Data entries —
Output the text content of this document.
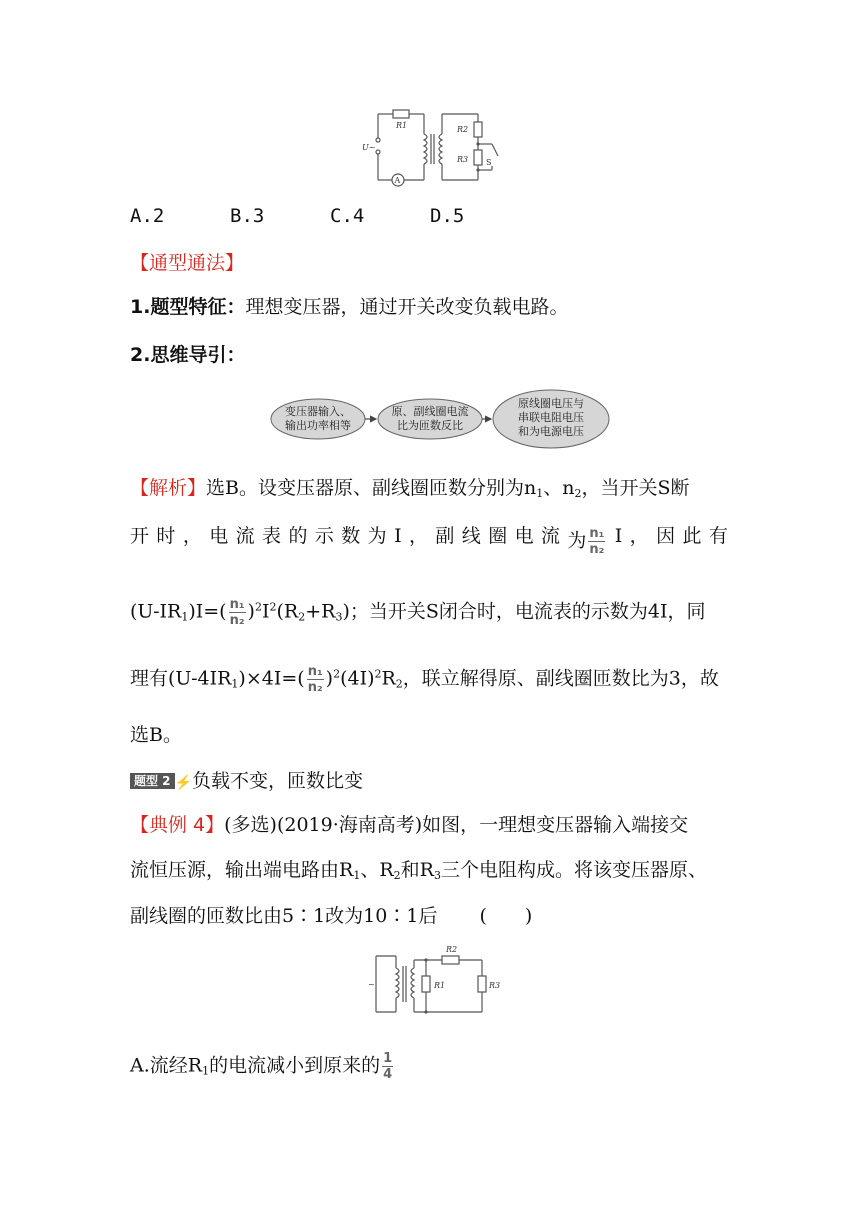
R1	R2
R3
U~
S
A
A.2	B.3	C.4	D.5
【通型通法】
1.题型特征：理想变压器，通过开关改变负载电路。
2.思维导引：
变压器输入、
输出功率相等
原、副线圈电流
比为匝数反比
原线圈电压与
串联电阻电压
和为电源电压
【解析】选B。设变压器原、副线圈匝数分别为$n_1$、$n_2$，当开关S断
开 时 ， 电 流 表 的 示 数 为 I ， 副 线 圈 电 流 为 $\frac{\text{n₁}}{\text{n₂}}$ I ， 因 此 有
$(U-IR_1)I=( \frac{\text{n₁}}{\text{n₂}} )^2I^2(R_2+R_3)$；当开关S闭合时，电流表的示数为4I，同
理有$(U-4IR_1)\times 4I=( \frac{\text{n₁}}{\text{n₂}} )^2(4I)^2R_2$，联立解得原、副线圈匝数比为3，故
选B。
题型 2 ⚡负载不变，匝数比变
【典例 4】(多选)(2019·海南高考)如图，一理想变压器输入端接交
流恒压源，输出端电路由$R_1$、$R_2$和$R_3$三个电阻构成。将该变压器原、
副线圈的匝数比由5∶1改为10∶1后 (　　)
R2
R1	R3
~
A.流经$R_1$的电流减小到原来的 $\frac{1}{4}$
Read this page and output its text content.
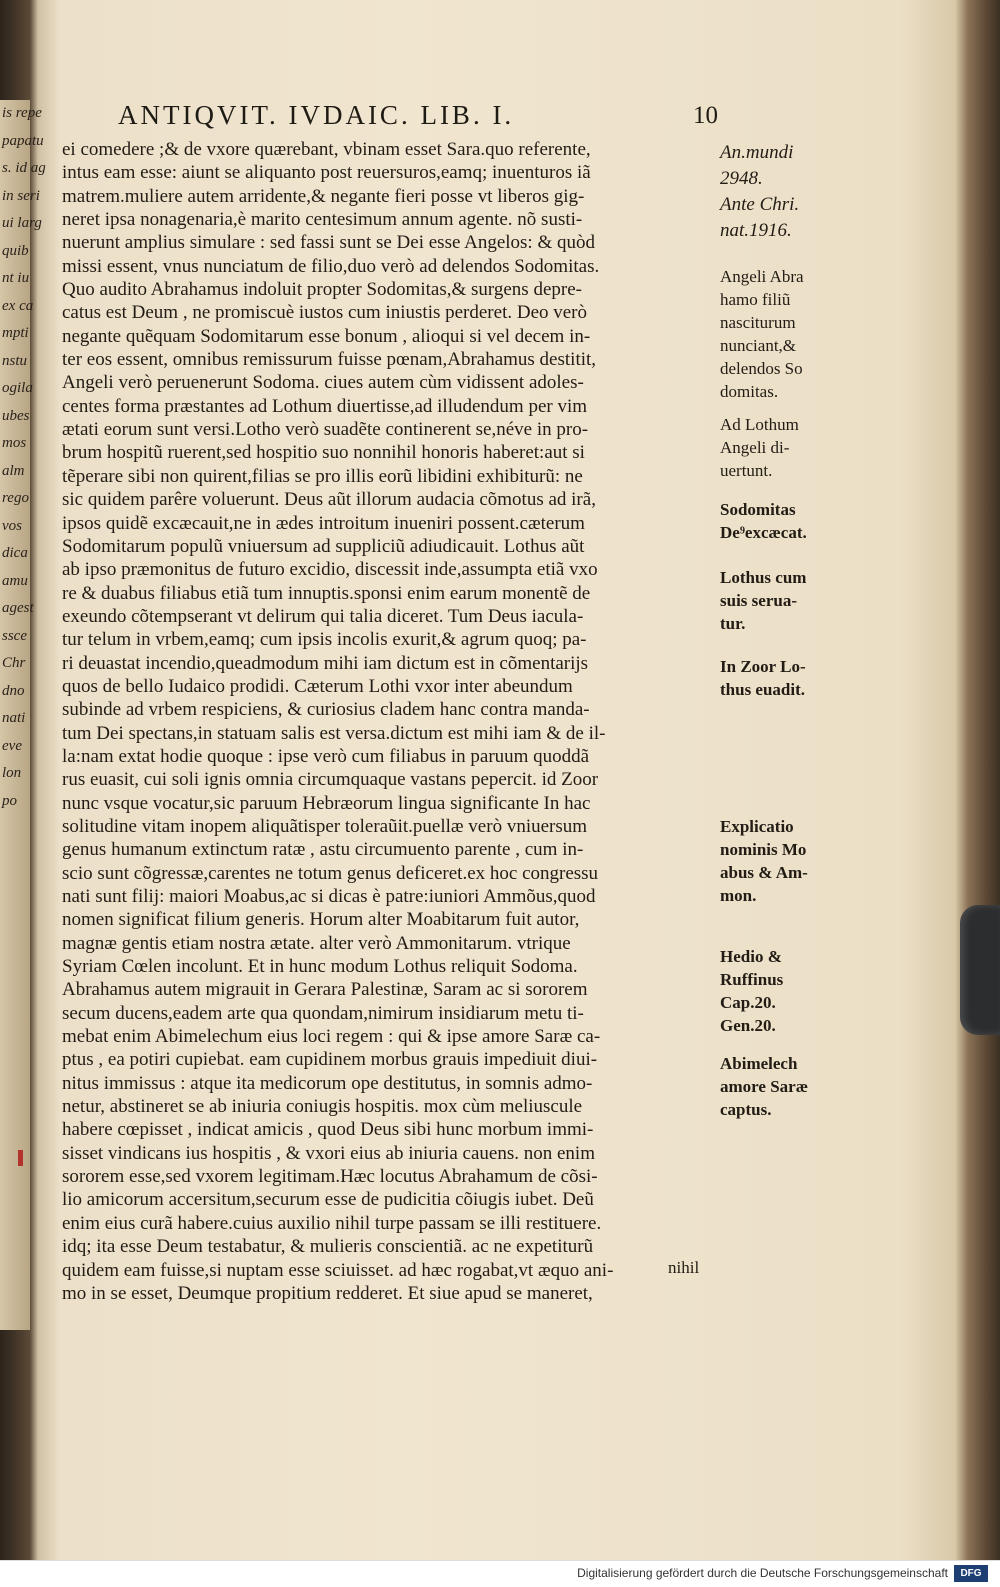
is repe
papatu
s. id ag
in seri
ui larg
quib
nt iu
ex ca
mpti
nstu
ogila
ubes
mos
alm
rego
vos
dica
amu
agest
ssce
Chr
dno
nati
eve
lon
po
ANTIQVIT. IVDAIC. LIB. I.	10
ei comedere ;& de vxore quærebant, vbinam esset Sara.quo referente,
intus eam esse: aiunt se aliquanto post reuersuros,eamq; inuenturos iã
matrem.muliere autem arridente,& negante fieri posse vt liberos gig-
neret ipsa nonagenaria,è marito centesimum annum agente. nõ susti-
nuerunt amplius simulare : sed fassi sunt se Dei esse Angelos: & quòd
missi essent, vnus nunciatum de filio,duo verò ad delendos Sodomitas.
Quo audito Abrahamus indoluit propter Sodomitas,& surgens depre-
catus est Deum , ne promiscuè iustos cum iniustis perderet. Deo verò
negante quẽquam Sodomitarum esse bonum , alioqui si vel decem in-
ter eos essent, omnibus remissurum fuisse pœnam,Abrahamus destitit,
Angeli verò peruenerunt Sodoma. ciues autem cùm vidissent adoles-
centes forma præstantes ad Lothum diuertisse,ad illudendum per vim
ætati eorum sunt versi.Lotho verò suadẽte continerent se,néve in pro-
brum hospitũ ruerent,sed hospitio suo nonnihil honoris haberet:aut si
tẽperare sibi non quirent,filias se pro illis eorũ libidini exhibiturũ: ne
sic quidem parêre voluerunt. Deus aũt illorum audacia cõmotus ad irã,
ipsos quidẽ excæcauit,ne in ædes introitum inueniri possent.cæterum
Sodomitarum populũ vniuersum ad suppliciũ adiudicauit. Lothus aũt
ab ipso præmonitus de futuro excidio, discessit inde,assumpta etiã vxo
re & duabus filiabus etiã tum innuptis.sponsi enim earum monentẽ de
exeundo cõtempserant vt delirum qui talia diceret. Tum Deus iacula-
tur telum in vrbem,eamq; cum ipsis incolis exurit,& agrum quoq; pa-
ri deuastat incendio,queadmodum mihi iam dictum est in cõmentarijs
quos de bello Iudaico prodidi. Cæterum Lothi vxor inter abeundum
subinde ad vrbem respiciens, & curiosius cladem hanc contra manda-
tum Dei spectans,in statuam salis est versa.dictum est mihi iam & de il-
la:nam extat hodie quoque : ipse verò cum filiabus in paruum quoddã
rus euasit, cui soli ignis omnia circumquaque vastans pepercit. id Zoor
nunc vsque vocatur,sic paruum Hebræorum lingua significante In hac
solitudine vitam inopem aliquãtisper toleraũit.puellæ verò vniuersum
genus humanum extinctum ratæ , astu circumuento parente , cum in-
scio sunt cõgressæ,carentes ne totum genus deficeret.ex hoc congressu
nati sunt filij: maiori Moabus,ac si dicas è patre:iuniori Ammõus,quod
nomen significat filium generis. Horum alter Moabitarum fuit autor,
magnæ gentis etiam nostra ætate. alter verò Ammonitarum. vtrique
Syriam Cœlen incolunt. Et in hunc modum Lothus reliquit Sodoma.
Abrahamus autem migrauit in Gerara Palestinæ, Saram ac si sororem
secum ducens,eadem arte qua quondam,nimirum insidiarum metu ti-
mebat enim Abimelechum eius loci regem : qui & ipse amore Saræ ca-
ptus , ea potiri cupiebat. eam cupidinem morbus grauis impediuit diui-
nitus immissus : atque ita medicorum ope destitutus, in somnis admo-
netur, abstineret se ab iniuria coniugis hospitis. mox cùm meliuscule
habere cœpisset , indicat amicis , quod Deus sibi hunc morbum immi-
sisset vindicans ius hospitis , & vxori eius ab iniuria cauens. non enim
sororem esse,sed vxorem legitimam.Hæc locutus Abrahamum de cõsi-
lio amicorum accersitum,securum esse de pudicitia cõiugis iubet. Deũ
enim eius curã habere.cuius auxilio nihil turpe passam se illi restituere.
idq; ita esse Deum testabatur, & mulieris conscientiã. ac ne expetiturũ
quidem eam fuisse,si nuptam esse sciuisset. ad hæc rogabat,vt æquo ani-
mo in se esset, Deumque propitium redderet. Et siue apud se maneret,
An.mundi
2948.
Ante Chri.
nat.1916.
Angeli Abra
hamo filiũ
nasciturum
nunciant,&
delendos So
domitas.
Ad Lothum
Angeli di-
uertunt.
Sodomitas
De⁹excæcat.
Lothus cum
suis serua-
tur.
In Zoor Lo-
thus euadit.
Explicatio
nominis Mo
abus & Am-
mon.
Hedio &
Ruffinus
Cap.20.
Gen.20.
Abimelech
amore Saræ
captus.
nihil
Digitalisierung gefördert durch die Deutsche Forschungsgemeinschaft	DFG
==
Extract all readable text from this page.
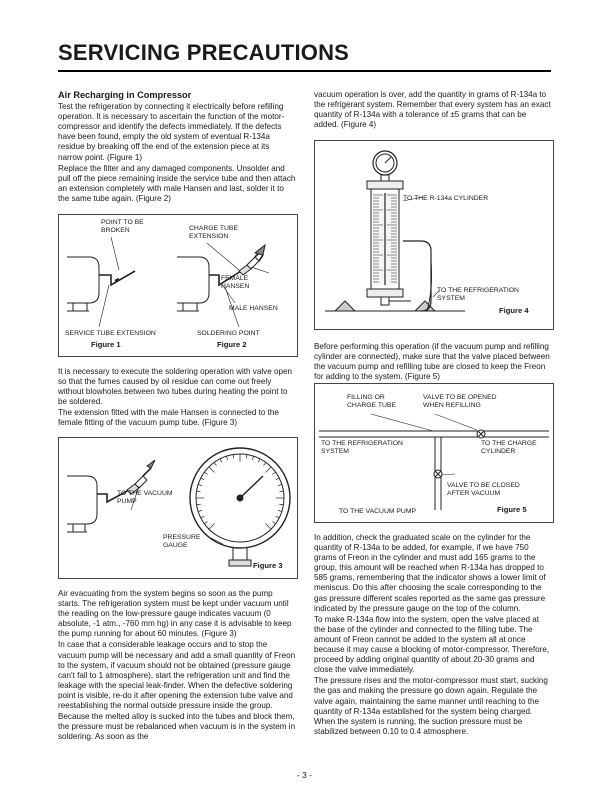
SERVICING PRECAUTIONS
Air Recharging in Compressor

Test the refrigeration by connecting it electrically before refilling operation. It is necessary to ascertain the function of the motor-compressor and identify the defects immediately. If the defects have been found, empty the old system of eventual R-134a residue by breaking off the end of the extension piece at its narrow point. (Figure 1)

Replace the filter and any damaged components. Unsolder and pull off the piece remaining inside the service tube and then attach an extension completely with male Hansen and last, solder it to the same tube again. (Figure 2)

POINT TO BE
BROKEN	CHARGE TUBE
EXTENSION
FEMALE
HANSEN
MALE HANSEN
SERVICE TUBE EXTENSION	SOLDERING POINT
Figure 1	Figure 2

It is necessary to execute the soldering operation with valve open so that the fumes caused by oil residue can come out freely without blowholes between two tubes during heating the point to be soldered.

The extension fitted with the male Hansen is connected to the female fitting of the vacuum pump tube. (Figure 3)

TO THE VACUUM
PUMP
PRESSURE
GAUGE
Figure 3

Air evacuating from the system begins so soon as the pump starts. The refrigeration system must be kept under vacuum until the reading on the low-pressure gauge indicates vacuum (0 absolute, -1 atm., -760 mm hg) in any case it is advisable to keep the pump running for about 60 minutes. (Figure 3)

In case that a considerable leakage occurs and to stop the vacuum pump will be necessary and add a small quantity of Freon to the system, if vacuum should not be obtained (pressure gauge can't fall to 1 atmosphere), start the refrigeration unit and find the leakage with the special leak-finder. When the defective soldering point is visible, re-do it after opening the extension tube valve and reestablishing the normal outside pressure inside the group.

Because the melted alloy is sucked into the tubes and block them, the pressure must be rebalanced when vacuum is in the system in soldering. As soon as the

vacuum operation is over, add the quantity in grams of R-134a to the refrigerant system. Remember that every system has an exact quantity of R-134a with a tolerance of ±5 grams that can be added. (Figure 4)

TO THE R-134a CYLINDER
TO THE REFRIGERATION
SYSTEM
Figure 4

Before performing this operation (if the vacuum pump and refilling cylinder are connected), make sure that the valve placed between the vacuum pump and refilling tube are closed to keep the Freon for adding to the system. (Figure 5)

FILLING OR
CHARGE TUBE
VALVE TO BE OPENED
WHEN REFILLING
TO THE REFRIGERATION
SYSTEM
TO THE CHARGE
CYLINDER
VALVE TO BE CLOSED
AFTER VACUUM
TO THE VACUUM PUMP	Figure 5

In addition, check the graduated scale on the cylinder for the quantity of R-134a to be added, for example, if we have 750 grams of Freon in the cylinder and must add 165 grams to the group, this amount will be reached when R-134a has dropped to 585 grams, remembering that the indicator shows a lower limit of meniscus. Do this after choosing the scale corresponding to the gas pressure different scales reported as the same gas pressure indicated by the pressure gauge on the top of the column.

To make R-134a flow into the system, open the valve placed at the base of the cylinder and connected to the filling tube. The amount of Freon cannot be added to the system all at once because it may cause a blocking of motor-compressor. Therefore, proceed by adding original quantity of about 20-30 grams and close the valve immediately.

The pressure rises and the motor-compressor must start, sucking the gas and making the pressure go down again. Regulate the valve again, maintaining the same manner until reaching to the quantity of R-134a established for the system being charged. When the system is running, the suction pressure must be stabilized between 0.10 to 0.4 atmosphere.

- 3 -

WHAT THE TASK REQUIRES —
All lines above containing the string "sunt" are to be collected.

CORRECT ANSWER —
nuerunt amplius simulare : sed fassi sunt se Dei esse Angelos: & quòd
ætati eorum sunt versi.Lotho verò suadẽte continerent se,néve in pro-
scio sunt cõgressæ,carentes ne totum genus deficeret.ex hoc congressu
nati sunt filij: maiori Moabus,ac si dicas è patre:iuniori Ammõus,quod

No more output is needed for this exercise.